> Aufgabe
Führen Sie den Text über Philhellenismus und Antiphilhellenismus im Anschluss an seinen letzten Satz fort.

Philhellenismus war und ist immer noch ein faszinierendes Phänomen. Doch was ist so ergreifend an den Griechen und Griechenland selbst, das Hunderte von Wissenschaftlern dazu ermutigte, sich mit dieser Bewegung auseinanderzusetzen und anschließend ihre umfangreichen Arbeiten zu veröffentlichen? Die Antwort darauf wird uns mit der Klärung der Begriffe Philhellenismus und Antiphilhellenismus gegeben.
Der Philhellenismus ist der Begriff für die international übergreifende Erscheinung, eine neuhumanistische geistige Strömung, wobei keine spezifisch nationalen Ausprägungen im Vordergrund standen.[2] Am Anfang des
19. Jahrhunderts setzte sich der Philhellenismus aus einer idealisierenden Antikenrezeption und religiösen Motiven zusammen, die während des griechischen Freiheitskampfes (1821-1829) mit demokratisch-nationalen Sehnsüchten kombiniert wurden. Die öffentliche Sympathie Europas gegenüber den Griechen äußerte sich mit solcher Intensität, dass diese die engen politischen Grenzen der österreichischen Politik und des Status quo, aufgedrängt auf das ganze Gebiet Europas, weitläufig gefährdete.[3] Im Rahmen des Befreiungskampfes gewann der Begriff „Philhellen“ eine neue Bedeutung. Laut Dünki wurden als Philhellen einerseits diejenigen charakterisiert, die den Philhellenismus im Allgemeinen vertraten, und andererseits „die nach Griechenland fahrenden Freiwilligen, die die Aufständischen in ihrem Kampf direkt oder indirekt unterstützten“.[4]
Der Antiphilhellenismus hingegen war das Gegengewicht zum Philhellenismus. Zwar bedeutet der Begriff keineswegs eine positive Einstellung gegenüber den Türken, aber er wendete sich auch nicht offen gegen das griechische Volk oder Griechenland. Dennoch war der Antiphilhellenismus, mit den ständigen Bemühungen seiner Anhänger für die Beibehaltung der politischen Lage auf dem Gebiet des Osmanischen Reiches, eine Erscheinung die den griechischen Freiheitskampf definitiv behindern wollte. Die Antiphilhellenen handelten nicht aus Hass gegenüber den Griechen sondern viel mehr aus Angst, dass die beim Wiener Kongress (1814/1815) erstellte gesetzliche Ordnung umstürzen und eine neue Ära von revolutionären Ereignissen ihren Anfang nehmen könnte.[5] Nichtsdestoweniger blieb die Griechische Revolution als ein Ereignis in Erinnerung, das Begeisterung und Hilfsbereitschaft auslöste und immer noch mit dem Begriff des Philhellenismus fest verbunden ist.

> Datensatzeinträge

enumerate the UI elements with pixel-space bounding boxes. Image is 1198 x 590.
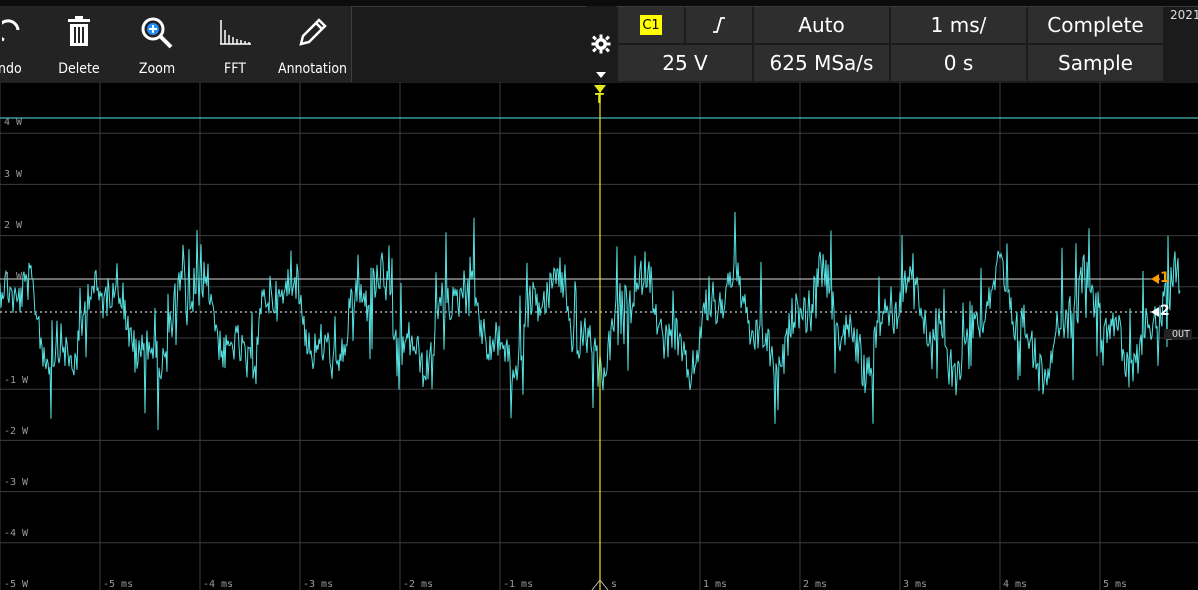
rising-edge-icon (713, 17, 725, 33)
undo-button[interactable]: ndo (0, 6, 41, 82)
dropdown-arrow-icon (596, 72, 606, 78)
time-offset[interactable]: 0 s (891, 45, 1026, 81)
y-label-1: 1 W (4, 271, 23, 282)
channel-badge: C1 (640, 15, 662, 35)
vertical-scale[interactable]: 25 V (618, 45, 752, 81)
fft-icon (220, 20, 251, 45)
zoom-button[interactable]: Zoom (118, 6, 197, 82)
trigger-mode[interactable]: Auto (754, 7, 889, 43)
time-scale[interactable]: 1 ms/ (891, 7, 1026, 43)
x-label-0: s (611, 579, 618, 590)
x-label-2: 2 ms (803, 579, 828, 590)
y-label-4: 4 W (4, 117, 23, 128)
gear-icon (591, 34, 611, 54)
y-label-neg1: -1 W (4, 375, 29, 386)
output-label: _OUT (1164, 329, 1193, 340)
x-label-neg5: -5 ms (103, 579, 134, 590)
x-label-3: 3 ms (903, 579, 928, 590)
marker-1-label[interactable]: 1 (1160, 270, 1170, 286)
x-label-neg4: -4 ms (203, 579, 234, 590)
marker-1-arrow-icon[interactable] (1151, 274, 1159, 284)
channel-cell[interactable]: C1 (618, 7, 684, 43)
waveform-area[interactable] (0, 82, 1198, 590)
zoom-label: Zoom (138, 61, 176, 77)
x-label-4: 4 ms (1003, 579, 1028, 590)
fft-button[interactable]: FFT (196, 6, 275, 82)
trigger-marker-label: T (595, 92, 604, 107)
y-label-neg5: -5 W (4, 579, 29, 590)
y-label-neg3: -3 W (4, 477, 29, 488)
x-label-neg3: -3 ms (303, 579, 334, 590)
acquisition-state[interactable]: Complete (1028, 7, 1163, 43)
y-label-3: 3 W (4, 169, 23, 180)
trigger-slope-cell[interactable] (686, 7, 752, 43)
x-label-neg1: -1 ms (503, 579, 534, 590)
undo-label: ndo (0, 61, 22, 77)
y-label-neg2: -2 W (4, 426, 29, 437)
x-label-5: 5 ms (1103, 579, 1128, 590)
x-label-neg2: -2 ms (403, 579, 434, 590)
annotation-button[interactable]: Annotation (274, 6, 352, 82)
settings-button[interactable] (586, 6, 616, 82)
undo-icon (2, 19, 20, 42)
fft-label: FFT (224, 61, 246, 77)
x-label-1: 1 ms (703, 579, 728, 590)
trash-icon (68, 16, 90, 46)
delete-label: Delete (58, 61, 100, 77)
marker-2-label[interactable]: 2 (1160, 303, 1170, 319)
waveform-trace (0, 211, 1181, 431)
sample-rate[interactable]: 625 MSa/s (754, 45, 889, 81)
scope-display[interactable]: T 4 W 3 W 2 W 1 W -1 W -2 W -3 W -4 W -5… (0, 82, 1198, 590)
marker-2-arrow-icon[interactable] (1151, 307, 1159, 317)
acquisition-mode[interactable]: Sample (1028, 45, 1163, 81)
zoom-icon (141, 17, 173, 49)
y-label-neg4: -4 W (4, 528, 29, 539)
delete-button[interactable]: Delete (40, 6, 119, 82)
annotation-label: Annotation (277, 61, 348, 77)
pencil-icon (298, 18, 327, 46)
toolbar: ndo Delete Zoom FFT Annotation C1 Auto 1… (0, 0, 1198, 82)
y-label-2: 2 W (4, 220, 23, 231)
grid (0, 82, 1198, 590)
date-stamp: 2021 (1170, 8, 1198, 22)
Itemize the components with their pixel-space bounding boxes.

> Ergebnis
Die Graecophilen betrachteten sich als Bewahrer und Vertreter der großen antiken griechischen Zivilisation. Gleichzeitig fühlten sie sich dazu berufen, den Nachkommen der Hellenen im Kampf um ihre Unabhängigkeit gegen das Osmanische Reich beizustehen. Mit dem Ausbruch des griechischen Freiheitskampfes im Jahre 1821 bot Europa den Griechen sofort seine aktive Unterstützung in unterschiedlicher Form an. Zeitungen veröffentlichten ausführliche Berichte, um die Öffentlichkeit zu mobilisieren, und die Aktivitäten zugunsten Griechenlands wurden immer umfangreicher.[6]
Bei den freiwilligen Philhellenen handelte es sich größtenteils um junge, gebildete Männer aristokratischer Herkunft mit einer guten militärischen Ausbildung, die sich entschlossen, den griechischen Befreiungskampf nicht nur finanziell zu unterstützen, sondern aus purem Idealismus an der Revolution teilzunehmen und selbst in die Schlacht zu ziehen.[7] Dennoch war der Philhellenismus trotz einer Dominanz der oberen sozialen Schichten durch die Beteiligung aller Volksschichten eine Bewegung des Volkes.[8] Die Gründe dafür werden in den anschließenden Kapiteln aufgeführt.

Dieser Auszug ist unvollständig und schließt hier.